Would you write out the listing verbatim and skip every picture in it?

*-*-*

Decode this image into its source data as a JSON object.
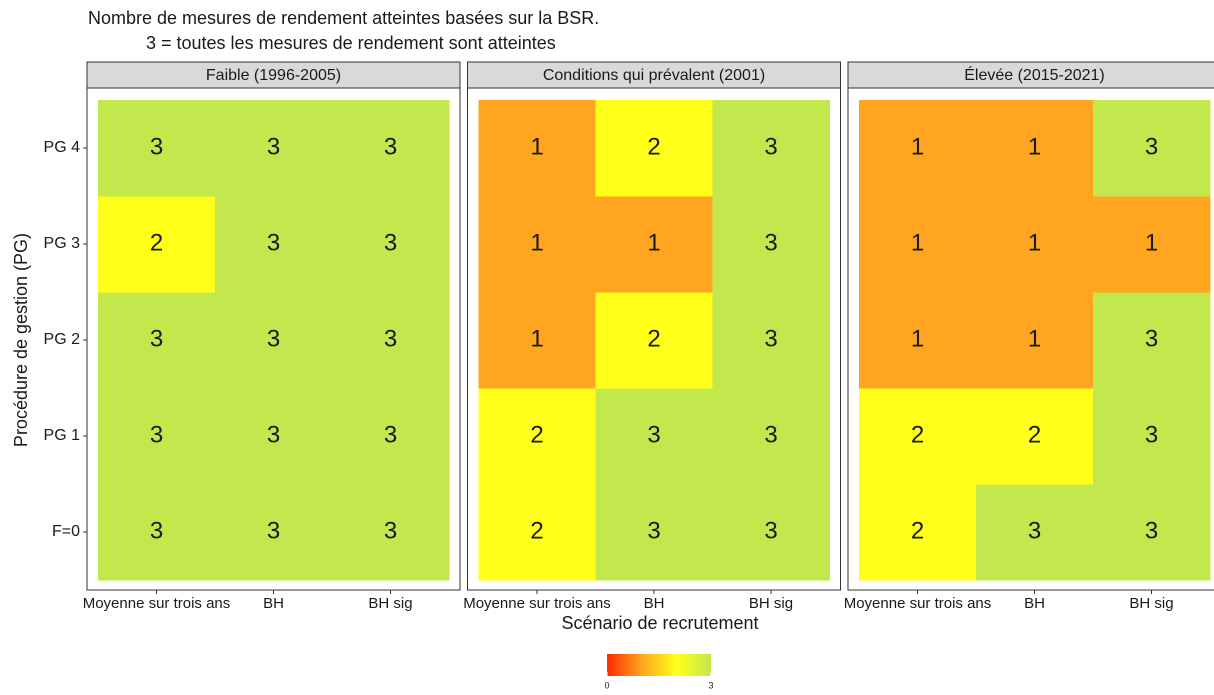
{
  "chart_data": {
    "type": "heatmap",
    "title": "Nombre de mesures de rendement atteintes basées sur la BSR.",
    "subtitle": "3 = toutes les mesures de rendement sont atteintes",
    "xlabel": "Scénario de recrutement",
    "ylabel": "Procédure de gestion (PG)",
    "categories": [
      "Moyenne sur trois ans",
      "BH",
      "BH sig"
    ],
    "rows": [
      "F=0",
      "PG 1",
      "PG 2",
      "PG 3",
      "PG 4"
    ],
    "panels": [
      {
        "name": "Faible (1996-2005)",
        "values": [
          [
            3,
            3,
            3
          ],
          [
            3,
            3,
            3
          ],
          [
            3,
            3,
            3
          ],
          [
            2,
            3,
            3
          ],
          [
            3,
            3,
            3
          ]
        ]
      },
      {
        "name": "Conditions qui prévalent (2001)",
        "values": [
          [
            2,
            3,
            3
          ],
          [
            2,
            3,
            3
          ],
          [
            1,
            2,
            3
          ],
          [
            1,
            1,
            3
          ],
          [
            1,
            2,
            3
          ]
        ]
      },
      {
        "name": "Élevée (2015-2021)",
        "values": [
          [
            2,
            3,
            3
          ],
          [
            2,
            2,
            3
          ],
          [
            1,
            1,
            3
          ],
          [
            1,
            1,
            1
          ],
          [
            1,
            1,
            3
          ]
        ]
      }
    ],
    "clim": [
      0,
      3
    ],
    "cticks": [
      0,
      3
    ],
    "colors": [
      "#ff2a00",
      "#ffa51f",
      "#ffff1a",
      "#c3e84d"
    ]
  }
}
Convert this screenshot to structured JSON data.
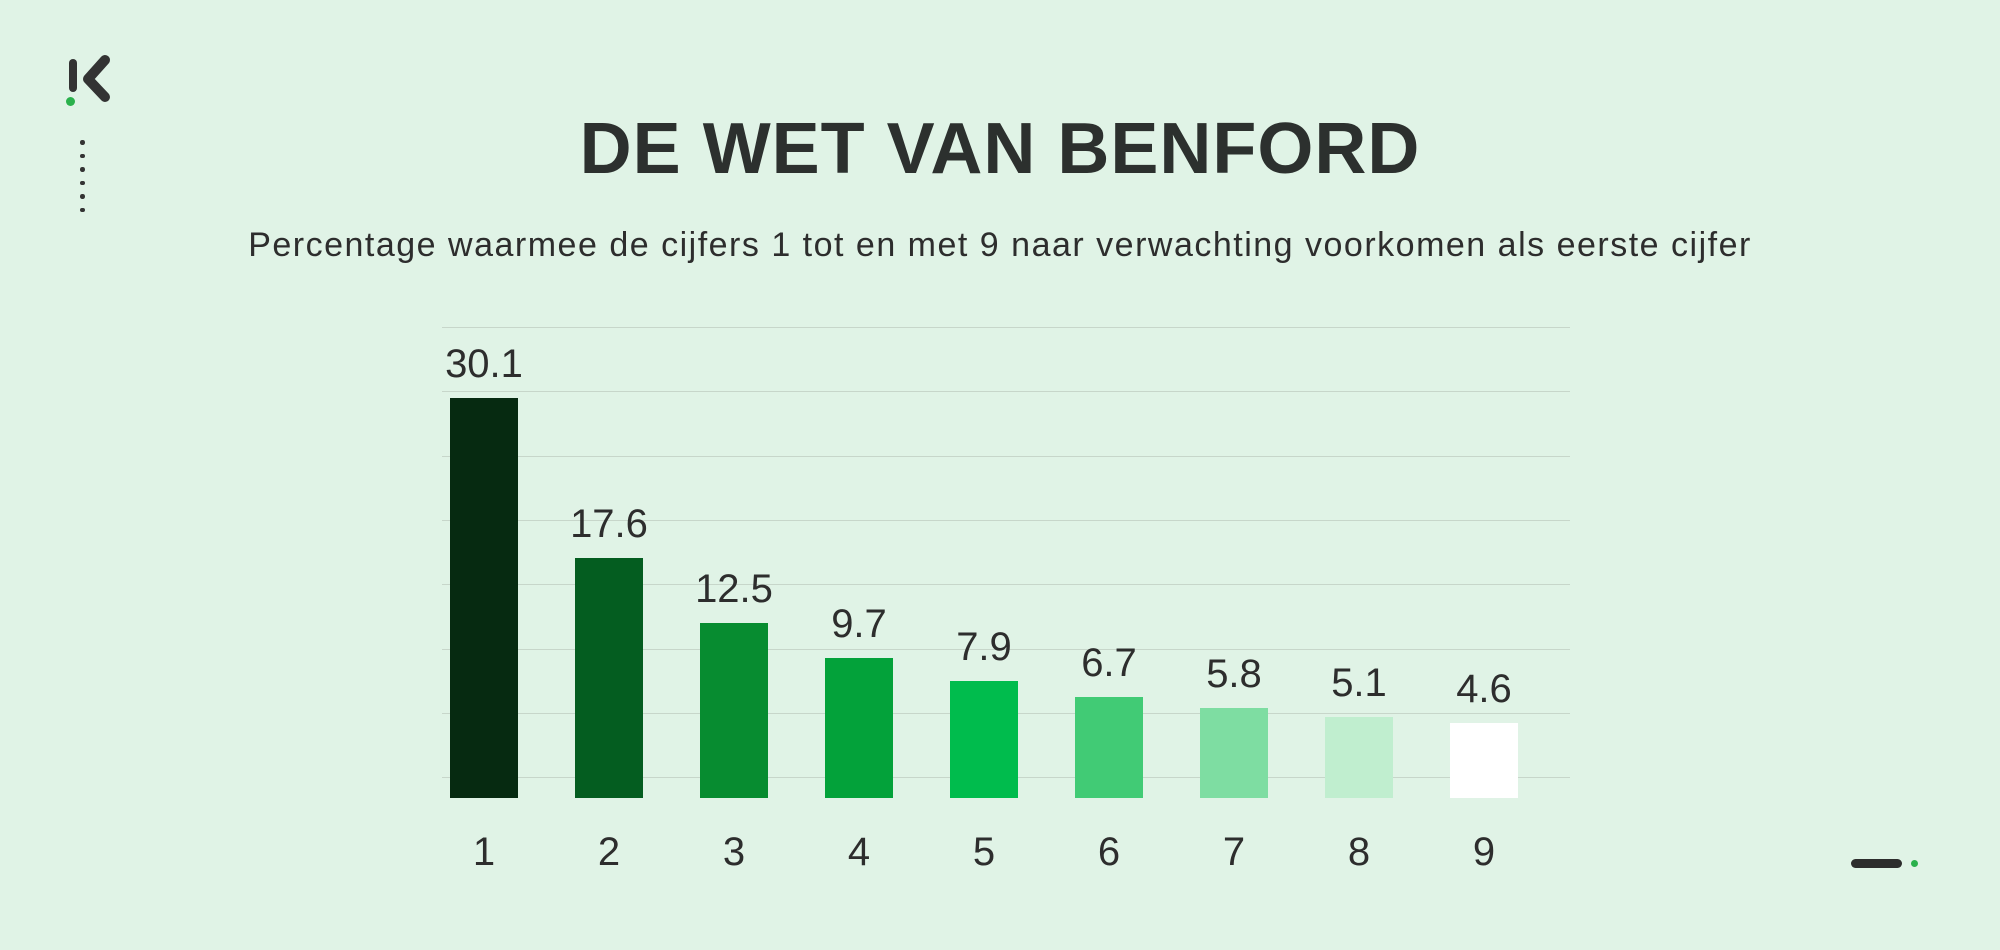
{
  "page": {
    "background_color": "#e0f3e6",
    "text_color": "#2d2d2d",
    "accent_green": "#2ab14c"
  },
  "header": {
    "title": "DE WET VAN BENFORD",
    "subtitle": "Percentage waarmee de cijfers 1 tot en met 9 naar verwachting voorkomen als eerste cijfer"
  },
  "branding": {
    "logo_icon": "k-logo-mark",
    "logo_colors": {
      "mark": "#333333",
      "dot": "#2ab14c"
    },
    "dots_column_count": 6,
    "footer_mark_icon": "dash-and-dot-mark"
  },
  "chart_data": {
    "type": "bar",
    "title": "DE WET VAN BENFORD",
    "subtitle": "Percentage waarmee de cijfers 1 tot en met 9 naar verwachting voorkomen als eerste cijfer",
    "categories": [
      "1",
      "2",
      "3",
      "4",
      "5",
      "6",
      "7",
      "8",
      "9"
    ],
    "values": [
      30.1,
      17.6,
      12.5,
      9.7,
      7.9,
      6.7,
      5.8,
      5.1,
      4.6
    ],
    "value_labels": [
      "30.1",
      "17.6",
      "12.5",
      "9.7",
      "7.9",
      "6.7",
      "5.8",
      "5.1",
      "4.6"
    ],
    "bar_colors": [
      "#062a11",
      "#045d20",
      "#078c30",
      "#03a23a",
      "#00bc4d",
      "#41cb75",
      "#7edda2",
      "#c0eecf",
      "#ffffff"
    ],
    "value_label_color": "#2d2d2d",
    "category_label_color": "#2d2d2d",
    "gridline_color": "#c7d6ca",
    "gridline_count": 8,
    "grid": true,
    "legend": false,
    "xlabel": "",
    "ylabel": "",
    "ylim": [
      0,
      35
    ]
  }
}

*-*-*

◆ **Result**:
Decode this image into its source data as a JSON object.
{
  "chart_data": {
    "type": "heatmap",
    "title": "Nombre de mesures de rendement atteintes basées sur la BSR.",
    "subtitle": "3 = toutes les mesures de rendement sont atteintes",
    "xlabel": "Scénario de recrutement",
    "ylabel": "Procédure de gestion (PG)",
    "categories": [
      "Moyenne sur trois ans",
      "BH",
      "BH sig"
    ],
    "rows": [
      "F=0",
      "PG 1",
      "PG 2",
      "PG 3",
      "PG 4"
    ],
    "panels": [
      {
        "name": "Faible (1996-2005)",
        "values": [
          [
            3,
            3,
            3
          ],
          [
            3,
            3,
            3
          ],
          [
            3,
            3,
            3
          ],
          [
            2,
            3,
            3
          ],
          [
            3,
            3,
            3
          ]
        ]
      },
      {
        "name": "Conditions qui prévalent (2001)",
        "values": [
          [
            2,
            3,
            3
          ],
          [
            2,
            3,
            3
          ],
          [
            1,
            2,
            3
          ],
          [
            1,
            1,
            3
          ],
          [
            1,
            2,
            3
          ]
        ]
      },
      {
        "name": "Élevée (2015-2021)",
        "values": [
          [
            2,
            3,
            3
          ],
          [
            2,
            2,
            3
          ],
          [
            1,
            1,
            3
          ],
          [
            1,
            1,
            1
          ],
          [
            1,
            1,
            3
          ]
        ]
      }
    ],
    "clim": [
      0,
      3
    ],
    "cticks": [
      0,
      3
    ],
    "colors": [
      "#ff2a00",
      "#ffa51f",
      "#ffff1a",
      "#c3e84d"
    ]
  }
}
Convert this screenshot to structured JSON data.
{
  "page": {
    "background_color": "#e0f3e6",
    "text_color": "#2d2d2d",
    "accent_green": "#2ab14c"
  },
  "header": {
    "title": "DE WET VAN BENFORD",
    "subtitle": "Percentage waarmee de cijfers 1 tot en met 9 naar verwachting voorkomen als eerste cijfer"
  },
  "branding": {
    "logo_icon": "k-logo-mark",
    "logo_colors": {
      "mark": "#333333",
      "dot": "#2ab14c"
    },
    "dots_column_count": 6,
    "footer_mark_icon": "dash-and-dot-mark"
  },
  "chart_data": {
    "type": "bar",
    "title": "DE WET VAN BENFORD",
    "subtitle": "Percentage waarmee de cijfers 1 tot en met 9 naar verwachting voorkomen als eerste cijfer",
    "categories": [
      "1",
      "2",
      "3",
      "4",
      "5",
      "6",
      "7",
      "8",
      "9"
    ],
    "values": [
      30.1,
      17.6,
      12.5,
      9.7,
      7.9,
      6.7,
      5.8,
      5.1,
      4.6
    ],
    "value_labels": [
      "30.1",
      "17.6",
      "12.5",
      "9.7",
      "7.9",
      "6.7",
      "5.8",
      "5.1",
      "4.6"
    ],
    "bar_colors": [
      "#062a11",
      "#045d20",
      "#078c30",
      "#03a23a",
      "#00bc4d",
      "#41cb75",
      "#7edda2",
      "#c0eecf",
      "#ffffff"
    ],
    "value_label_color": "#2d2d2d",
    "category_label_color": "#2d2d2d",
    "gridline_color": "#c7d6ca",
    "gridline_count": 8,
    "grid": true,
    "legend": false,
    "xlabel": "",
    "ylabel": "",
    "ylim": [
      0,
      35
    ]
  }
}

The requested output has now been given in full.